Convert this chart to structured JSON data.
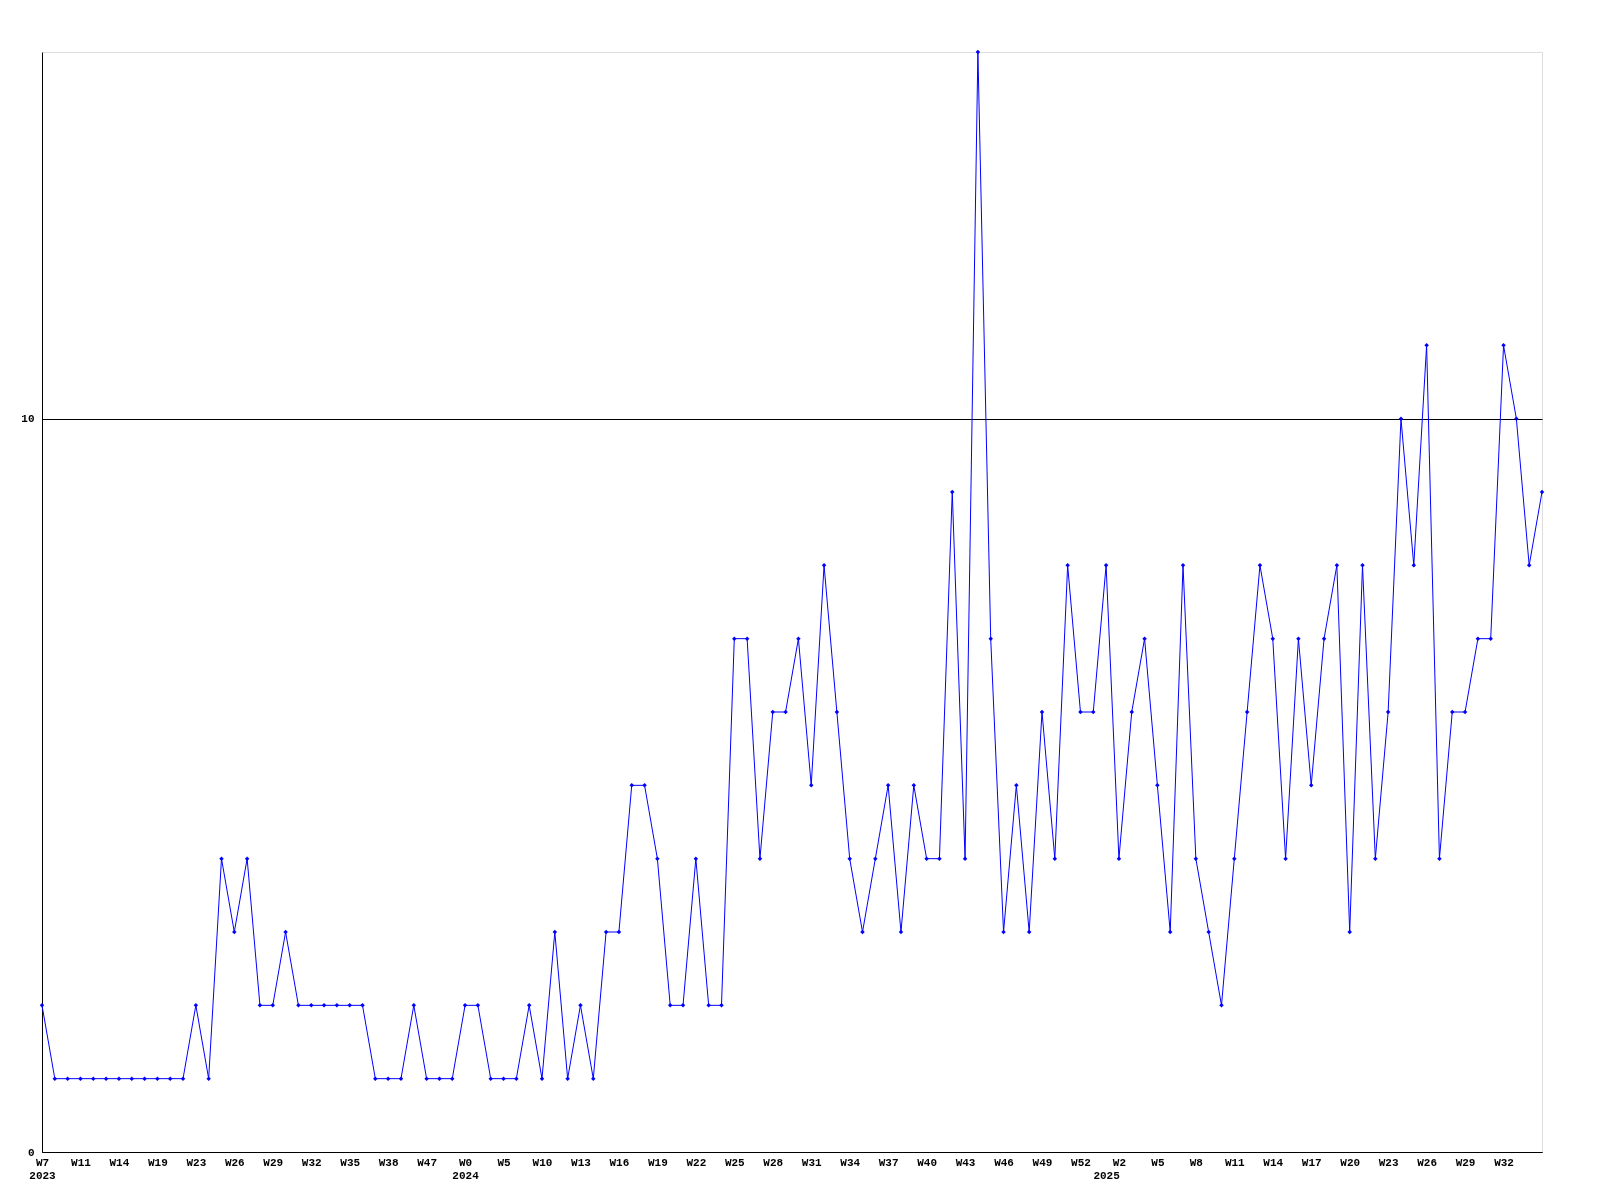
{
  "chart_data": {
    "type": "line",
    "categories": [
      "W7\n2023",
      null,
      null,
      "W11",
      null,
      null,
      "W14",
      null,
      null,
      "W19",
      null,
      null,
      "W23",
      null,
      null,
      "W26",
      null,
      null,
      "W29",
      null,
      null,
      "W32",
      null,
      null,
      "W35",
      null,
      null,
      "W38",
      null,
      null,
      "W47",
      null,
      null,
      "W0\n2024",
      null,
      null,
      "W5",
      null,
      null,
      "W10",
      null,
      null,
      "W13",
      null,
      null,
      "W16",
      null,
      null,
      "W19",
      null,
      null,
      "W22",
      null,
      null,
      "W25",
      null,
      null,
      "W28",
      null,
      null,
      "W31",
      null,
      null,
      "W34",
      null,
      null,
      "W37",
      null,
      null,
      "W40",
      null,
      null,
      "W43",
      null,
      null,
      "W46",
      null,
      null,
      "W49",
      null,
      null,
      "W52",
      null,
      "\n2025",
      "W2",
      null,
      null,
      "W5",
      null,
      null,
      "W8",
      null,
      null,
      "W11",
      null,
      null,
      "W14",
      null,
      null,
      "W17",
      null,
      null,
      "W20",
      null,
      null,
      "W23",
      null,
      null,
      "W26",
      null,
      null,
      "W29",
      null,
      null,
      "W32",
      null,
      null,
      null
    ],
    "series": [
      {
        "color": "#0000ff",
        "values": [
          2,
          1,
          1,
          1,
          1,
          1,
          1,
          1,
          1,
          1,
          1,
          1,
          2,
          1,
          4,
          3,
          4,
          2,
          2,
          3,
          2,
          2,
          2,
          2,
          2,
          2,
          1,
          1,
          1,
          2,
          1,
          1,
          1,
          2,
          2,
          1,
          1,
          1,
          2,
          1,
          3,
          1,
          2,
          1,
          3,
          3,
          5,
          5,
          4,
          2,
          2,
          4,
          2,
          2,
          7,
          7,
          4,
          6,
          6,
          7,
          5,
          8,
          6,
          4,
          3,
          4,
          5,
          3,
          5,
          4,
          4,
          9,
          4,
          15,
          7,
          3,
          5,
          3,
          6,
          4,
          8,
          6,
          6,
          8,
          4,
          6,
          7,
          5,
          3,
          8,
          4,
          3,
          2,
          4,
          6,
          8,
          7,
          4,
          7,
          5,
          7,
          8,
          3,
          8,
          4,
          6,
          10,
          8,
          11,
          4,
          6,
          6,
          7,
          7,
          11,
          10,
          8,
          9
        ]
      }
    ],
    "ylim": [
      0,
      15
    ],
    "yticks": [
      0,
      10
    ],
    "grid": "y",
    "marker": "diamond",
    "line_style": "solid"
  }
}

**Direction**
Write out again every line above exactly as given; the pictures do not belong in the copy.

**Response to this task**
Convert this chart to structured JSON data.
{
  "chart_data": {
    "type": "line",
    "categories": [
      "W7\n2023",
      null,
      null,
      "W11",
      null,
      null,
      "W14",
      null,
      null,
      "W19",
      null,
      null,
      "W23",
      null,
      null,
      "W26",
      null,
      null,
      "W29",
      null,
      null,
      "W32",
      null,
      null,
      "W35",
      null,
      null,
      "W38",
      null,
      null,
      "W47",
      null,
      null,
      "W0\n2024",
      null,
      null,
      "W5",
      null,
      null,
      "W10",
      null,
      null,
      "W13",
      null,
      null,
      "W16",
      null,
      null,
      "W19",
      null,
      null,
      "W22",
      null,
      null,
      "W25",
      null,
      null,
      "W28",
      null,
      null,
      "W31",
      null,
      null,
      "W34",
      null,
      null,
      "W37",
      null,
      null,
      "W40",
      null,
      null,
      "W43",
      null,
      null,
      "W46",
      null,
      null,
      "W49",
      null,
      null,
      "W52",
      null,
      "\n2025",
      "W2",
      null,
      null,
      "W5",
      null,
      null,
      "W8",
      null,
      null,
      "W11",
      null,
      null,
      "W14",
      null,
      null,
      "W17",
      null,
      null,
      "W20",
      null,
      null,
      "W23",
      null,
      null,
      "W26",
      null,
      null,
      "W29",
      null,
      null,
      "W32",
      null,
      null,
      null
    ],
    "series": [
      {
        "color": "#0000ff",
        "values": [
          2,
          1,
          1,
          1,
          1,
          1,
          1,
          1,
          1,
          1,
          1,
          1,
          2,
          1,
          4,
          3,
          4,
          2,
          2,
          3,
          2,
          2,
          2,
          2,
          2,
          2,
          1,
          1,
          1,
          2,
          1,
          1,
          1,
          2,
          2,
          1,
          1,
          1,
          2,
          1,
          3,
          1,
          2,
          1,
          3,
          3,
          5,
          5,
          4,
          2,
          2,
          4,
          2,
          2,
          7,
          7,
          4,
          6,
          6,
          7,
          5,
          8,
          6,
          4,
          3,
          4,
          5,
          3,
          5,
          4,
          4,
          9,
          4,
          15,
          7,
          3,
          5,
          3,
          6,
          4,
          8,
          6,
          6,
          8,
          4,
          6,
          7,
          5,
          3,
          8,
          4,
          3,
          2,
          4,
          6,
          8,
          7,
          4,
          7,
          5,
          7,
          8,
          3,
          8,
          4,
          6,
          10,
          8,
          11,
          4,
          6,
          6,
          7,
          7,
          11,
          10,
          8,
          9
        ]
      }
    ],
    "ylim": [
      0,
      15
    ],
    "yticks": [
      0,
      10
    ],
    "grid": "y",
    "marker": "diamond",
    "line_style": "solid"
  }
}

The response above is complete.